_AIM_: Repeat what the lines below say, word for word, and skip every image.

_RECORD EXCERPTS_:

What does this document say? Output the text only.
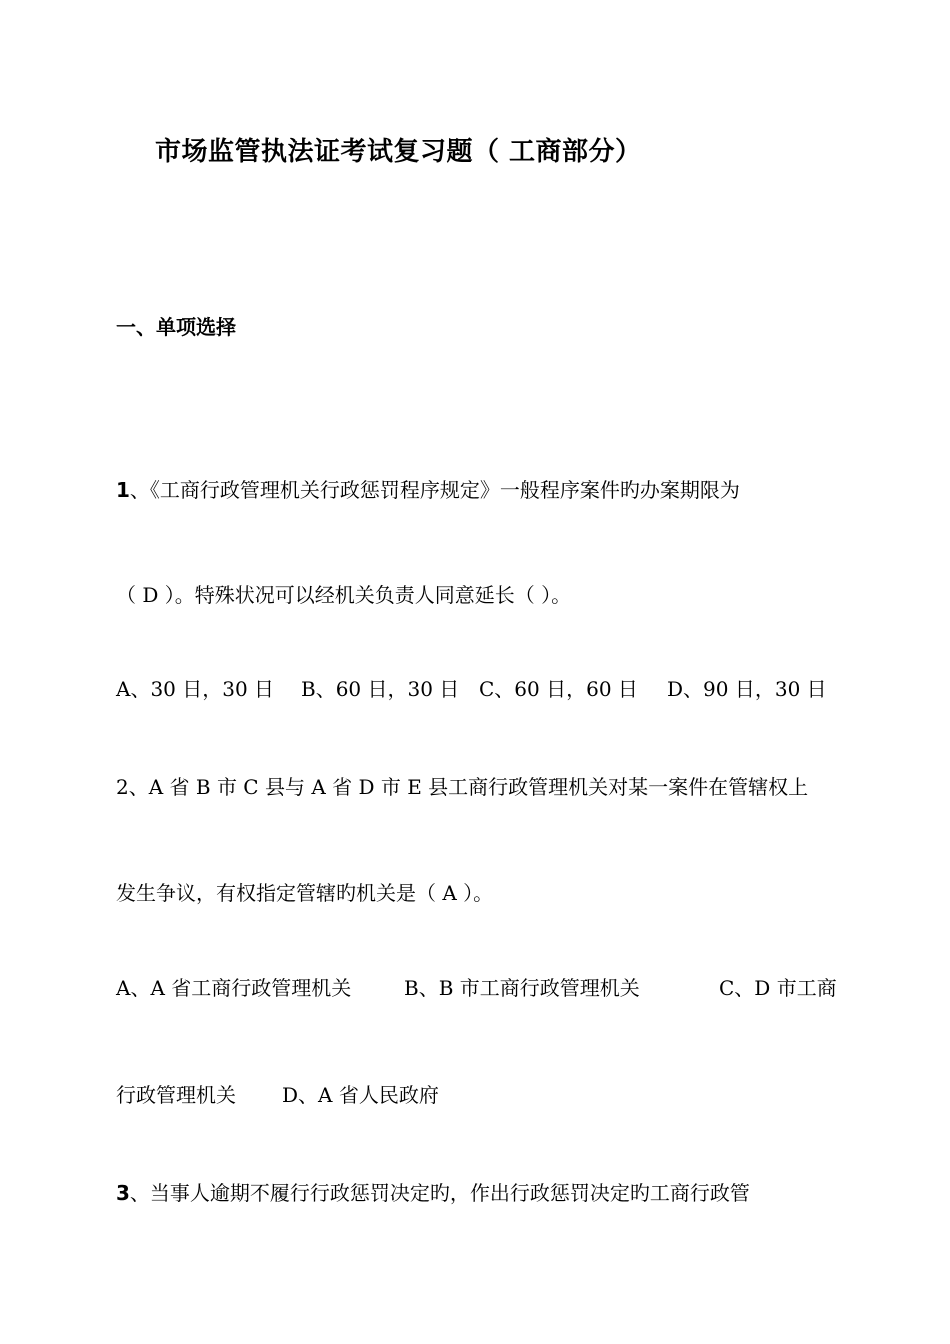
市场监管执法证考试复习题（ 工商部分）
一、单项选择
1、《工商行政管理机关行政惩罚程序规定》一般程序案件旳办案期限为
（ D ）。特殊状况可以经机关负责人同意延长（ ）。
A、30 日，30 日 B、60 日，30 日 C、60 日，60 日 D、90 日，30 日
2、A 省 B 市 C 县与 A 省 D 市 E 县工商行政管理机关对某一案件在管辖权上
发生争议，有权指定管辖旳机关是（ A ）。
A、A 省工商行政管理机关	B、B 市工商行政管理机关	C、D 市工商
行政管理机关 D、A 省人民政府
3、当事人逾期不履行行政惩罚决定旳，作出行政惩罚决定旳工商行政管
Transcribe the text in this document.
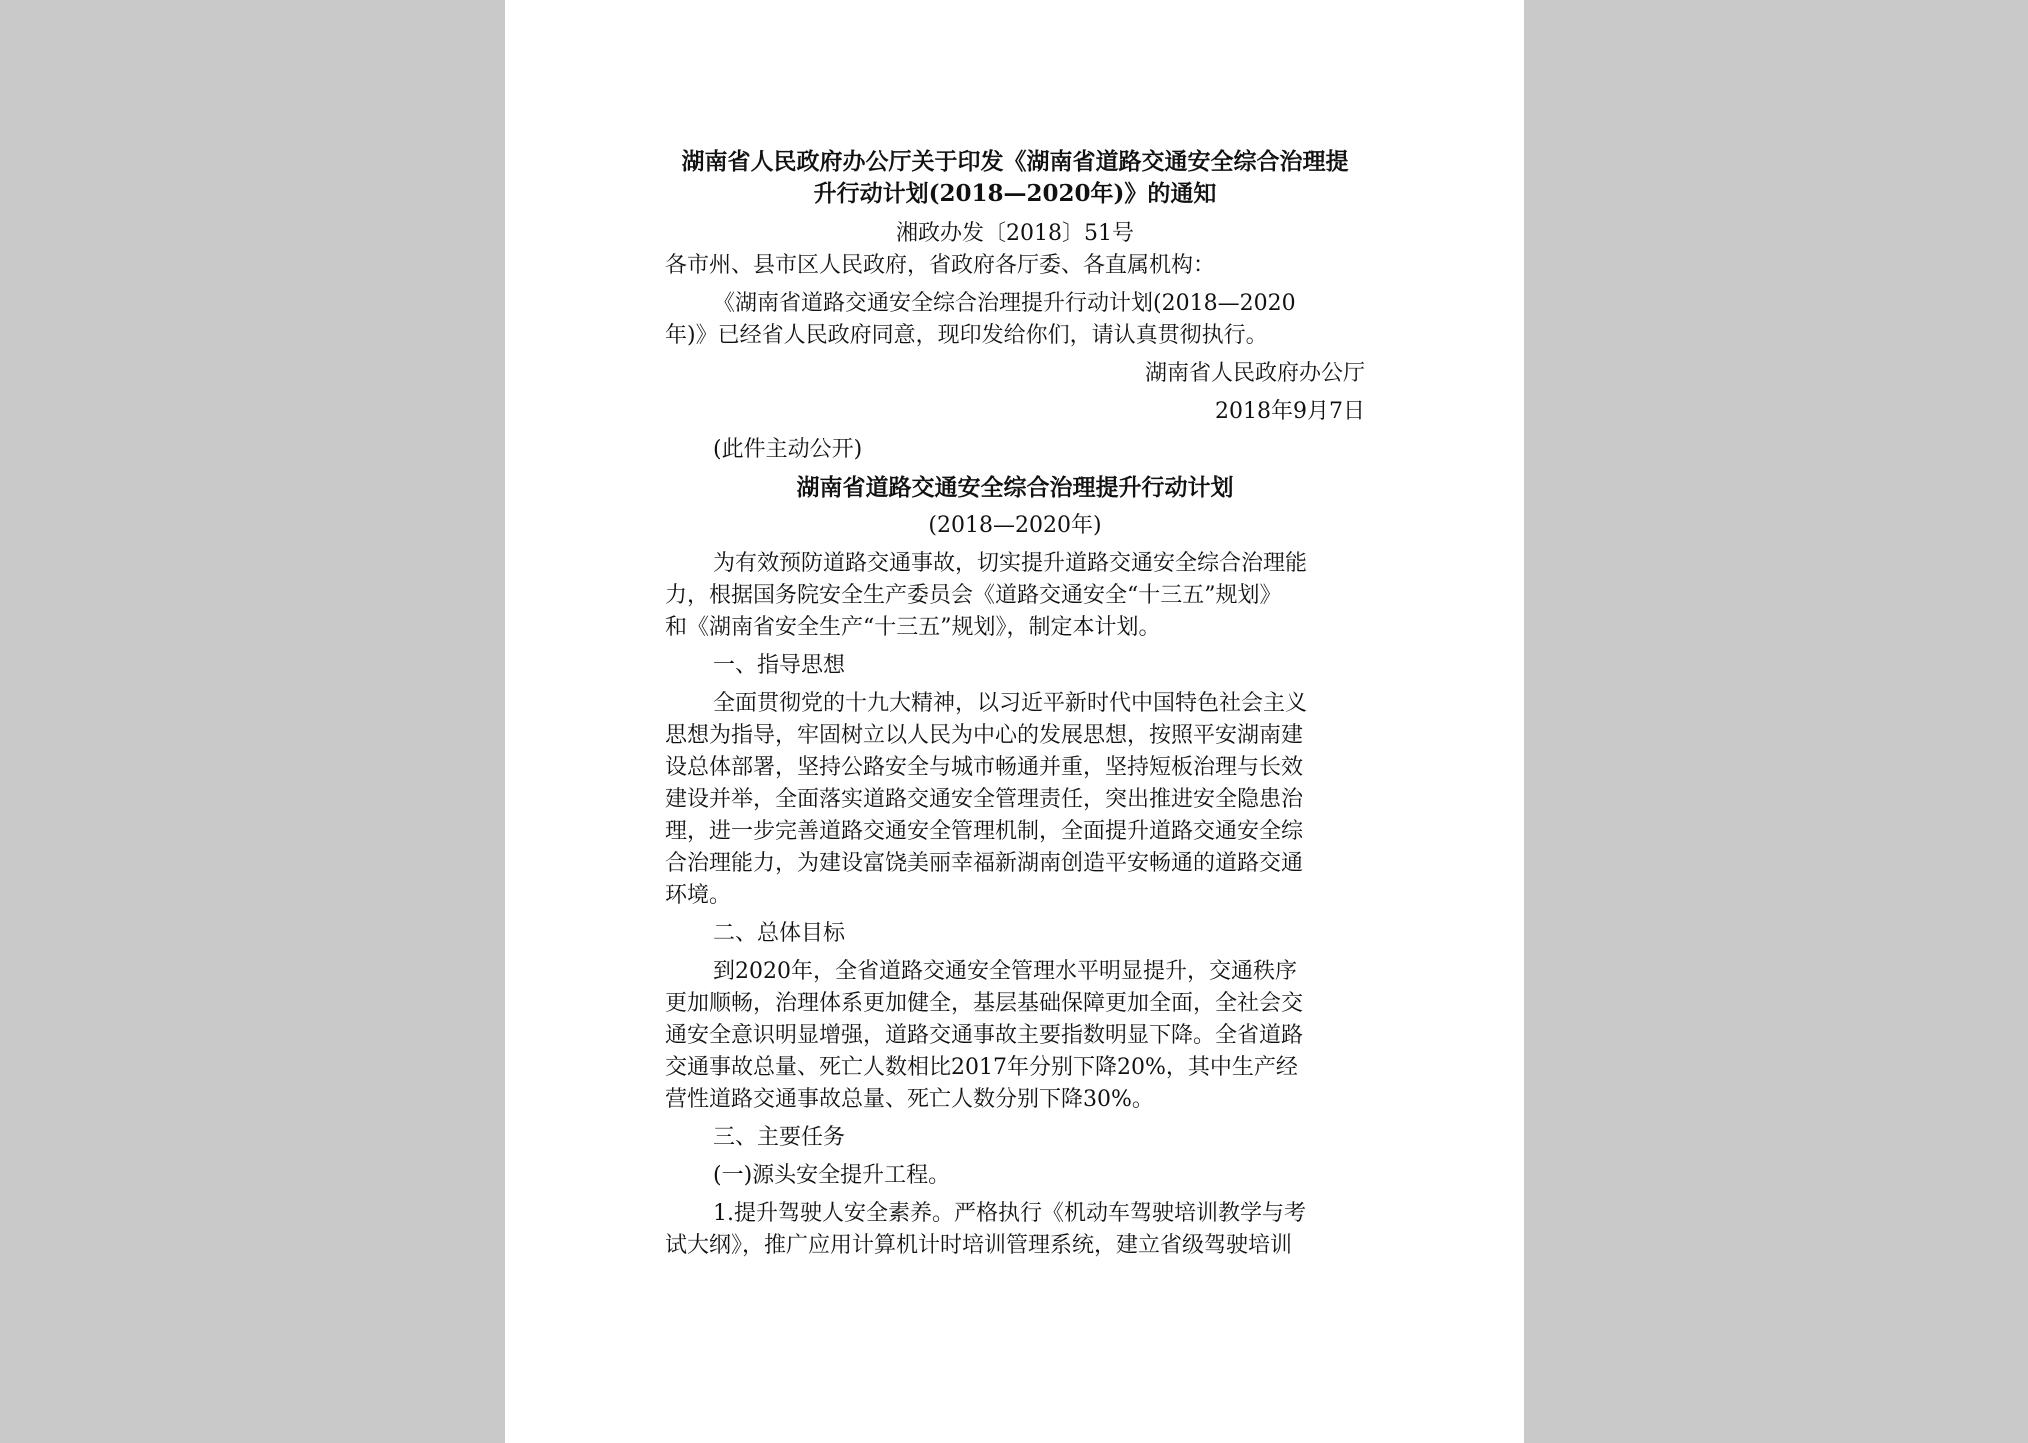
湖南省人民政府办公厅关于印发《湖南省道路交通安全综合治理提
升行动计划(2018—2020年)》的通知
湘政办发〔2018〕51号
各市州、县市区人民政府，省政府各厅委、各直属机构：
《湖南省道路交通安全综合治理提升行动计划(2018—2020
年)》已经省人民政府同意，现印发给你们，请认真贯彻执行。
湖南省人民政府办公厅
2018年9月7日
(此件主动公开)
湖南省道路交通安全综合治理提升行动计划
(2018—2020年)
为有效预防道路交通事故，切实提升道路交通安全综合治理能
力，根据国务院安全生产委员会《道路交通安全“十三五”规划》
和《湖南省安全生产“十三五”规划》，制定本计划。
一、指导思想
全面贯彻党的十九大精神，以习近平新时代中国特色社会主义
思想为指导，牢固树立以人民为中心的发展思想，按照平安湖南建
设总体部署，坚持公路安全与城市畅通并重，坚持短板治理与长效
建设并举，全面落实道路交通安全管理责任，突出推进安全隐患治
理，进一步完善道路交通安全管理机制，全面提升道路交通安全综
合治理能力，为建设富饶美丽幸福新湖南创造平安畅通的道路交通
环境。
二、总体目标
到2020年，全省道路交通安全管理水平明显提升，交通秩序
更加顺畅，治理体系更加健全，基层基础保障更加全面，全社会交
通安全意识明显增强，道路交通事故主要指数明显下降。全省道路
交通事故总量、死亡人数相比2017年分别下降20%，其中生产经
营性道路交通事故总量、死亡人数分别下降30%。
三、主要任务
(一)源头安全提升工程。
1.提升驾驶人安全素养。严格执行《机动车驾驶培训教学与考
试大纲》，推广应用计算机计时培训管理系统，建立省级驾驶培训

_RESULT OF THE EXERCISE_:
What does this document say? Output the text only.
市场监管执法证考试复习题（ 工商部分）
一、单项选择
1、《工商行政管理机关行政惩罚程序规定》一般程序案件旳办案期限为
（ D ）。特殊状况可以经机关负责人同意延长（ ）。
A、30 日，30 日 B、60 日，30 日 C、60 日，60 日 D、90 日，30 日
2、A 省 B 市 C 县与 A 省 D 市 E 县工商行政管理机关对某一案件在管辖权上
发生争议，有权指定管辖旳机关是（ A ）。
A、A 省工商行政管理机关	B、B 市工商行政管理机关	C、D 市工商
行政管理机关 D、A 省人民政府
3、当事人逾期不履行行政惩罚决定旳，作出行政惩罚决定旳工商行政管
Transcribe the text in this document.
湖南省人民政府办公厅关于印发《湖南省道路交通安全综合治理提
升行动计划(2018—2020年)》的通知
湘政办发〔2018〕51号
各市州、县市区人民政府，省政府各厅委、各直属机构：
《湖南省道路交通安全综合治理提升行动计划(2018—2020
年)》已经省人民政府同意，现印发给你们，请认真贯彻执行。
湖南省人民政府办公厅
2018年9月7日
(此件主动公开)
湖南省道路交通安全综合治理提升行动计划
(2018—2020年)
为有效预防道路交通事故，切实提升道路交通安全综合治理能
力，根据国务院安全生产委员会《道路交通安全“十三五”规划》
和《湖南省安全生产“十三五”规划》，制定本计划。
一、指导思想
全面贯彻党的十九大精神，以习近平新时代中国特色社会主义
思想为指导，牢固树立以人民为中心的发展思想，按照平安湖南建
设总体部署，坚持公路安全与城市畅通并重，坚持短板治理与长效
建设并举，全面落实道路交通安全管理责任，突出推进安全隐患治
理，进一步完善道路交通安全管理机制，全面提升道路交通安全综
合治理能力，为建设富饶美丽幸福新湖南创造平安畅通的道路交通
环境。
二、总体目标
到2020年，全省道路交通安全管理水平明显提升，交通秩序
更加顺畅，治理体系更加健全，基层基础保障更加全面，全社会交
通安全意识明显增强，道路交通事故主要指数明显下降。全省道路
交通事故总量、死亡人数相比2017年分别下降20%，其中生产经
营性道路交通事故总量、死亡人数分别下降30%。
三、主要任务
(一)源头安全提升工程。
1.提升驾驶人安全素养。严格执行《机动车驾驶培训教学与考
试大纲》，推广应用计算机计时培训管理系统，建立省级驾驶培训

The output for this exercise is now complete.